Records provided:

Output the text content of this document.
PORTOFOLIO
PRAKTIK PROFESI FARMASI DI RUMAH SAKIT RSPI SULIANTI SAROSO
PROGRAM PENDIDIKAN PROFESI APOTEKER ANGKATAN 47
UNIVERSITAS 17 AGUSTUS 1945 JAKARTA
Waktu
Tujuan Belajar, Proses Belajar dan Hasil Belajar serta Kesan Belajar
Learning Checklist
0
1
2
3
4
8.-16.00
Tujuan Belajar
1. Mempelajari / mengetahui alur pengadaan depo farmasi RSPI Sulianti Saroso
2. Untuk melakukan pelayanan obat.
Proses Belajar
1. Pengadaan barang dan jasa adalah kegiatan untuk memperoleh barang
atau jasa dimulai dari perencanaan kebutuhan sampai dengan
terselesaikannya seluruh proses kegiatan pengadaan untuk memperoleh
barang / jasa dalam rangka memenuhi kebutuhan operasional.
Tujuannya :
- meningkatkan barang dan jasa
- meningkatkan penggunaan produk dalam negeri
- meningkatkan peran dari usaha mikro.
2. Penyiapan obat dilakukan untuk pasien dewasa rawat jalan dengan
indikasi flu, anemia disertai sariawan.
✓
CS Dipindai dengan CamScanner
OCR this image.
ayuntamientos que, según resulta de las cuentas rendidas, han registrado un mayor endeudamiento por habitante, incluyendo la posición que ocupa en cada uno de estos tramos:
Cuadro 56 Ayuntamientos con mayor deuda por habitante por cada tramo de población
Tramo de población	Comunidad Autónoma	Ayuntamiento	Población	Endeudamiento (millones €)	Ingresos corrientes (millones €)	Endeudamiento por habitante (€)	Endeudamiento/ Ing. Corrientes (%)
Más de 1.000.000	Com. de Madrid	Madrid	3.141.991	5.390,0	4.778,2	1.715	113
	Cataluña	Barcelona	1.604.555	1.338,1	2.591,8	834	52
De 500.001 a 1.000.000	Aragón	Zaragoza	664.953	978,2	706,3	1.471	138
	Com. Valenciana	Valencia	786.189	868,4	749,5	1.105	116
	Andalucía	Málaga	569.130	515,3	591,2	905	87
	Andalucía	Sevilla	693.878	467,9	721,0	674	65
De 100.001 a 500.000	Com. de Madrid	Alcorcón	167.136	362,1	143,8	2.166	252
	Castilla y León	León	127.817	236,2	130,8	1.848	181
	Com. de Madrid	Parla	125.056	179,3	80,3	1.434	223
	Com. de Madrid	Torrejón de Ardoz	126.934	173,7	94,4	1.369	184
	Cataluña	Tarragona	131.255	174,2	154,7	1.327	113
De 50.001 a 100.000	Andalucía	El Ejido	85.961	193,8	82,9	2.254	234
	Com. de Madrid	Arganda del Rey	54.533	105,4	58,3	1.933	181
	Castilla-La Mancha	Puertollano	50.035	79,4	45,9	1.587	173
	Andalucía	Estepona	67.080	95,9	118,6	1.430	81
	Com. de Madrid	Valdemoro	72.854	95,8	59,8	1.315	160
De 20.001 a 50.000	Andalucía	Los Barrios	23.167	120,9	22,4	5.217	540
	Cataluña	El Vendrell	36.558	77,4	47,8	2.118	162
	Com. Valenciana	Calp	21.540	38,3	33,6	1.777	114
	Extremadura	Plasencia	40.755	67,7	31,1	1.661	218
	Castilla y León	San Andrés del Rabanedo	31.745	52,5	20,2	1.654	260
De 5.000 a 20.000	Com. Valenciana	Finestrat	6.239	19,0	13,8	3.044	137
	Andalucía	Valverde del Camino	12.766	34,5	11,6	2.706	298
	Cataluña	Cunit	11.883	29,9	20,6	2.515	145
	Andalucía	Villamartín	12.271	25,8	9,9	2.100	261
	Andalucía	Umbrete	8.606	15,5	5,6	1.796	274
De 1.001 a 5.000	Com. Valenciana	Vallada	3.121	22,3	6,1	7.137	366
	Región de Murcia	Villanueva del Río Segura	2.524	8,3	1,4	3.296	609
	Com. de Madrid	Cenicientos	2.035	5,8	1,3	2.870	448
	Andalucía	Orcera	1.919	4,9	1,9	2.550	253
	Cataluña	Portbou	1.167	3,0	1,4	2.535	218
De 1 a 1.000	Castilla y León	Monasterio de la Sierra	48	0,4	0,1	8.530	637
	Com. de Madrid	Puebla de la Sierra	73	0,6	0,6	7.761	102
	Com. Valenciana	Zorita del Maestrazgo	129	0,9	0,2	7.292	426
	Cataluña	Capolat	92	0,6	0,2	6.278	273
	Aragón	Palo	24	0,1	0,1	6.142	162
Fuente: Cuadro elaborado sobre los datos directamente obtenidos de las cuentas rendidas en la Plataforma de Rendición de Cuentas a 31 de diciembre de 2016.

Given problem:
Report only the number of lines in the records that include the word "barang".

Answer to this problem:
3